## [TASK OBJECTIVE]
Of the lines in the entries below, state how many hold the word "Malá". Say nothing else.

Collection entries
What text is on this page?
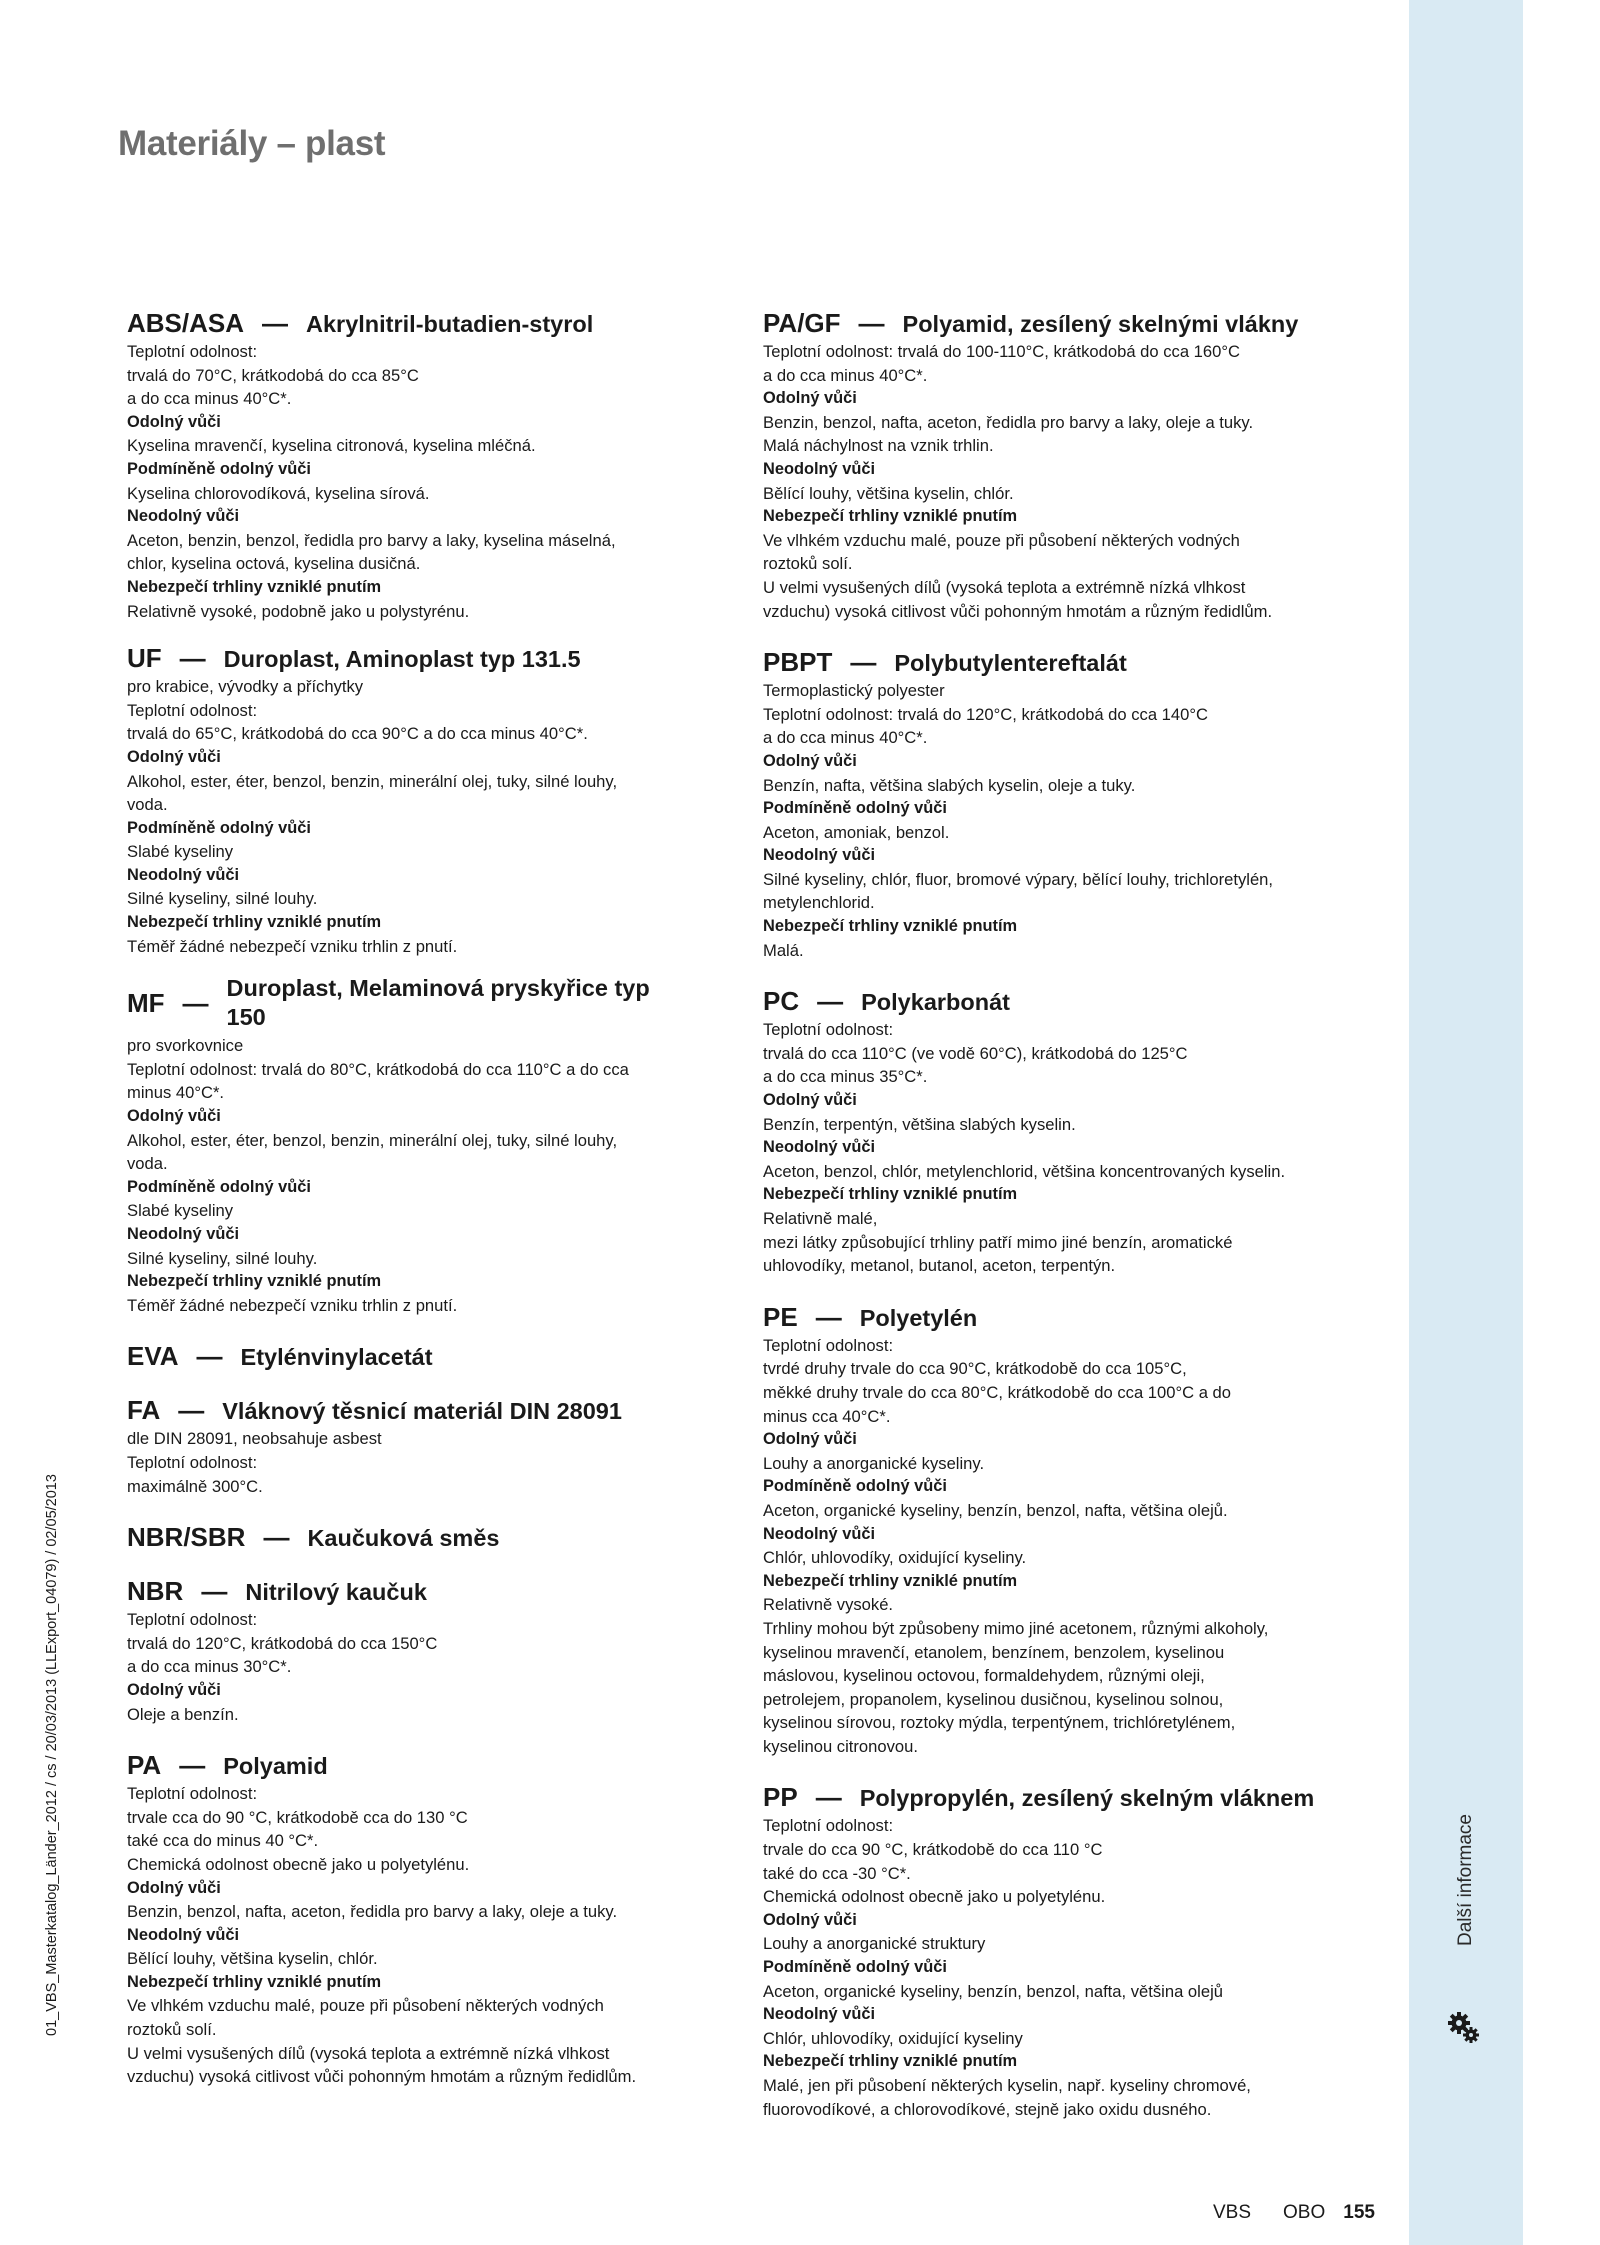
Další informace
Materiály – plast
01_VBS_Masterkatalog_Länder_2012 / cs / 20/03/2013 (LLExport_04079) / 02/05/2013
ABS/ASA — Akrylnitril-butadien-styrol

Teplotní odolnost:

trvalá do 70°C, krátkodobá do cca 85°C

a do cca minus 40°C*.

Odolný vůči

Kyselina mravenčí, kyselina citronová, kyselina mléčná.

Podmíněně odolný vůči

Kyselina chlorovodíková, kyselina sírová.

Neodolný vůči

Aceton, benzin, benzol, ředidla pro barvy a laky, kyselina máselná,

chlor, kyselina octová, kyselina dusičná.

Nebezpečí trhliny vzniklé pnutím

Relativně vysoké, podobně jako u polystyrénu.

UF — Duroplast, Aminoplast typ 131.5

pro krabice, vývodky a příchytky

Teplotní odolnost:

trvalá do 65°C, krátkodobá do cca 90°C a do cca minus 40°C*.

Odolný vůči

Alkohol, ester, éter, benzol, benzin, minerální olej, tuky, silné louhy,

voda.

Podmíněně odolný vůči

Slabé kyseliny

Neodolný vůči

Silné kyseliny, silné louhy.

Nebezpečí trhliny vzniklé pnutím

Téměř žádné nebezpečí vzniku trhlin z pnutí.

MF — Duroplast, Melaminová pryskyřice typ
150

pro svorkovnice

Teplotní odolnost: trvalá do 80°C, krátkodobá do cca 110°C a do cca

minus 40°C*.

Odolný vůči

Alkohol, ester, éter, benzol, benzin, minerální olej, tuky, silné louhy,

voda.

Podmíněně odolný vůči

Slabé kyseliny

Neodolný vůči

Silné kyseliny, silné louhy.

Nebezpečí trhliny vzniklé pnutím

Téměř žádné nebezpečí vzniku trhlin z pnutí.

EVA — Etylénvinylacetát
FA — Vláknový těsnicí materiál DIN 28091

dle DIN 28091, neobsahuje asbest

Teplotní odolnost:

maximálně 300°C.

NBR/SBR — Kaučuková směs
NBR — Nitrilový kaučuk

Teplotní odolnost:

trvalá do 120°C, krátkodobá do cca 150°C

a do cca minus 30°C*.

Odolný vůči

Oleje a benzín.

PA — Polyamid

Teplotní odolnost:

trvale cca do 90 °C, krátkodobě cca do 130 °C

také cca do minus 40 °C*.

Chemická odolnost obecně jako u polyetylénu.

Odolný vůči

Benzin, benzol, nafta, aceton, ředidla pro barvy a laky, oleje a tuky.

Neodolný vůči

Bělící louhy, většina kyselin, chlór.

Nebezpečí trhliny vzniklé pnutím

Ve vlhkém vzduchu malé, pouze při působení některých vodných

roztoků solí.

U velmi vysušených dílů (vysoká teplota a extrémně nízká vlhkost

vzduchu) vysoká citlivost vůči pohonným hmotám a různým ředidlům.

PA/GF — Polyamid, zesílený skelnými vlákny

Teplotní odolnost: trvalá do 100-110°C, krátkodobá do cca 160°C

a do cca minus 40°C*.

Odolný vůči

Benzin, benzol, nafta, aceton, ředidla pro barvy a laky, oleje a tuky.

Malá náchylnost na vznik trhlin.

Neodolný vůči

Bělící louhy, většina kyselin, chlór.

Nebezpečí trhliny vzniklé pnutím

Ve vlhkém vzduchu malé, pouze při působení některých vodných

roztoků solí.

U velmi vysušených dílů (vysoká teplota a extrémně nízká vlhkost

vzduchu) vysoká citlivost vůči pohonným hmotám a různým ředidlům.

PBPT — Polybutylentereftalát

Termoplastický polyester

Teplotní odolnost: trvalá do 120°C, krátkodobá do cca 140°C

a do cca minus 40°C*.

Odolný vůči

Benzín, nafta, většina slabých kyselin, oleje a tuky.

Podmíněně odolný vůči

Aceton, amoniak, benzol.

Neodolný vůči

Silné kyseliny, chlór, fluor, bromové výpary, bělící louhy, trichloretylén,

metylenchlorid.

Nebezpečí trhliny vzniklé pnutím

Malá.

PC — Polykarbonát

Teplotní odolnost:

trvalá do cca 110°C (ve vodě 60°C), krátkodobá do 125°C

a do cca minus 35°C*.

Odolný vůči

Benzín, terpentýn, většina slabých kyselin.

Neodolný vůči

Aceton, benzol, chlór, metylenchlorid, většina koncentrovaných kyselin.

Nebezpečí trhliny vzniklé pnutím

Relativně malé,

mezi látky způsobující trhliny patří mimo jiné benzín, aromatické

uhlovodíky, metanol, butanol, aceton, terpentýn.

PE — Polyetylén

Teplotní odolnost:

tvrdé druhy trvale do cca 90°C, krátkodobě do cca 105°C,

měkké druhy trvale do cca 80°C, krátkodobě do cca 100°C a do

minus cca 40°C*.

Odolný vůči

Louhy a anorganické kyseliny.

Podmíněně odolný vůči

Aceton, organické kyseliny, benzín, benzol, nafta, většina olejů.

Neodolný vůči

Chlór, uhlovodíky, oxidující kyseliny.

Nebezpečí trhliny vzniklé pnutím

Relativně vysoké.

Trhliny mohou být způsobeny mimo jiné acetonem, různými alkoholy,

kyselinou mravenčí, etanolem, benzínem, benzolem, kyselinou

máslovou, kyselinou octovou, formaldehydem, různými oleji,

petrolejem, propanolem, kyselinou dusičnou, kyselinou solnou,

kyselinou sírovou, roztoky mýdla, terpentýnem, trichlóretylénem,

kyselinou citronovou.

PP — Polypropylén, zesílený skelným vláknem

Teplotní odolnost:

trvale do cca 90 °C, krátkodobě do cca 110 °C

také do cca -30 °C*.

Chemická odolnost obecně jako u polyetylénu.

Odolný vůči

Louhy a anorganické struktury

Podmíněně odolný vůči

Aceton, organické kyseliny, benzín, benzol, nafta, většina olejů

Neodolný vůči

Chlór, uhlovodíky, oxidující kyseliny

Nebezpečí trhliny vzniklé pnutím

Malé, jen při působení některých kyselin, např. kyseliny chromové,

fluorovodíkové, a chlorovodíkové, stejně jako oxidu dusného.

VBS OBO 155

## [ANSWER TO THIS EXERCISE]
2